--- START OF SUPPLIED RECORDS ---
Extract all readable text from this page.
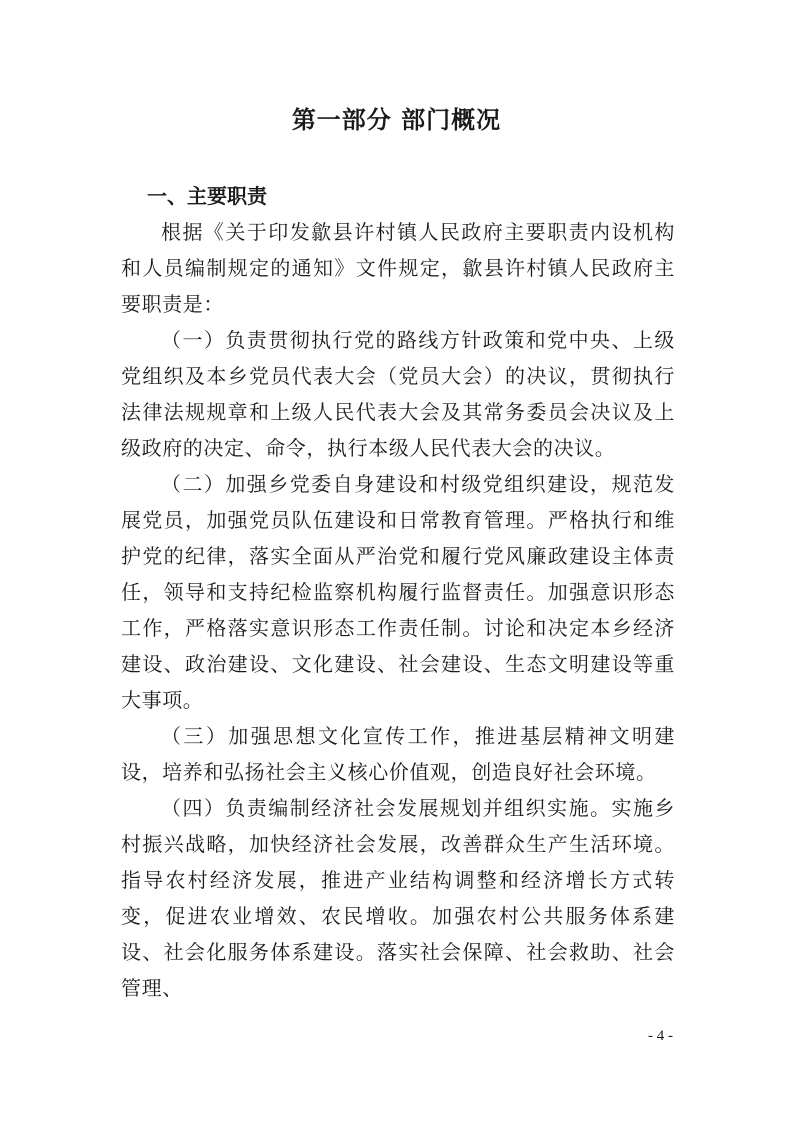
第一部分 部门概况
一、主要职责

根据《关于印发歙县许村镇人民政府主要职责内设机构和人员编制规定的通知》文件规定，歙县许村镇人民政府主要职责是：

（一）负责贯彻执行党的路线方针政策和党中央、上级党组织及本乡党员代表大会（党员大会）的决议，贯彻执行法律法规规章和上级人民代表大会及其常务委员会决议及上级政府的决定、命令，执行本级人民代表大会的决议。

（二）加强乡党委自身建设和村级党组织建设，规范发展党员，加强党员队伍建设和日常教育管理。严格执行和维护党的纪律，落实全面从严治党和履行党风廉政建设主体责任，领导和支持纪检监察机构履行监督责任。加强意识形态工作，严格落实意识形态工作责任制。讨论和决定本乡经济建设、政治建设、文化建设、社会建设、生态文明建设等重大事项。

（三）加强思想文化宣传工作，推进基层精神文明建设，培养和弘扬社会主义核心价值观，创造良好社会环境。

（四）负责编制经济社会发展规划并组织实施。实施乡村振兴战略，加快经济社会发展，改善群众生产生活环境。指导农村经济发展，推进产业结构调整和经济增长方式转变，促进农业增效、农民增收。加强农村公共服务体系建设、社会化服务体系建设。落实社会保障、社会救助、社会管理、

- 4 -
--- END OF SUPPLIED RECORDS ---
### AIM
Make an exact copy of all the material, but keep the pictures out of it.

### FINISHED TASK
Extract all readable text from this page.
第一部分 部门概况
一、主要职责

根据《关于印发歙县许村镇人民政府主要职责内设机构和人员编制规定的通知》文件规定，歙县许村镇人民政府主要职责是：

（一）负责贯彻执行党的路线方针政策和党中央、上级党组织及本乡党员代表大会（党员大会）的决议，贯彻执行法律法规规章和上级人民代表大会及其常务委员会决议及上级政府的决定、命令，执行本级人民代表大会的决议。

（二）加强乡党委自身建设和村级党组织建设，规范发展党员，加强党员队伍建设和日常教育管理。严格执行和维护党的纪律，落实全面从严治党和履行党风廉政建设主体责任，领导和支持纪检监察机构履行监督责任。加强意识形态工作，严格落实意识形态工作责任制。讨论和决定本乡经济建设、政治建设、文化建设、社会建设、生态文明建设等重大事项。

（三）加强思想文化宣传工作，推进基层精神文明建设，培养和弘扬社会主义核心价值观，创造良好社会环境。

（四）负责编制经济社会发展规划并组织实施。实施乡村振兴战略，加快经济社会发展，改善群众生产生活环境。指导农村经济发展，推进产业结构调整和经济增长方式转变，促进农业增效、农民增收。加强农村公共服务体系建设、社会化服务体系建设。落实社会保障、社会救助、社会管理、

- 4 -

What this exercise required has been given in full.